■ Goal of the exercise
Would you pull out every line of the material that contains the string "color"?

■ Given records
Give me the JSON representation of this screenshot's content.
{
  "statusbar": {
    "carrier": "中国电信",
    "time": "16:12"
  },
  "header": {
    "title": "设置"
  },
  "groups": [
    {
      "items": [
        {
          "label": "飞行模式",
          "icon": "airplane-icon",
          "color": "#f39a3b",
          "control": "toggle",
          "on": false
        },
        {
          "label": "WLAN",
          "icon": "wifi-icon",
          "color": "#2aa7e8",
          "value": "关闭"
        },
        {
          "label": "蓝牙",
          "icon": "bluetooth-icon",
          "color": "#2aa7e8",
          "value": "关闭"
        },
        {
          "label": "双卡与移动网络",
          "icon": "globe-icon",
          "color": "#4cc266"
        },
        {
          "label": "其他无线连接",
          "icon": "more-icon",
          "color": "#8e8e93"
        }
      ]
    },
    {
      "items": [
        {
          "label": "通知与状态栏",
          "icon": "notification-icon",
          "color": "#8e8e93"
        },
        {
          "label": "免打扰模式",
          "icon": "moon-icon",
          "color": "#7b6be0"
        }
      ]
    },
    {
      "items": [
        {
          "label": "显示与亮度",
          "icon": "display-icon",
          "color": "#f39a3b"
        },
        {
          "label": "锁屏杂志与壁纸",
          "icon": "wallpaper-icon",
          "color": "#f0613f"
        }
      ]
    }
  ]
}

■ Solution
          "color": "#f39a3b",
          "color": "#2aa7e8",
          "color": "#2aa7e8",
          "color": "#4cc266"
          "color": "#8e8e93"
          "color": "#8e8e93"
          "color": "#7b6be0"
          "color": "#f39a3b"
          "color": "#f0613f"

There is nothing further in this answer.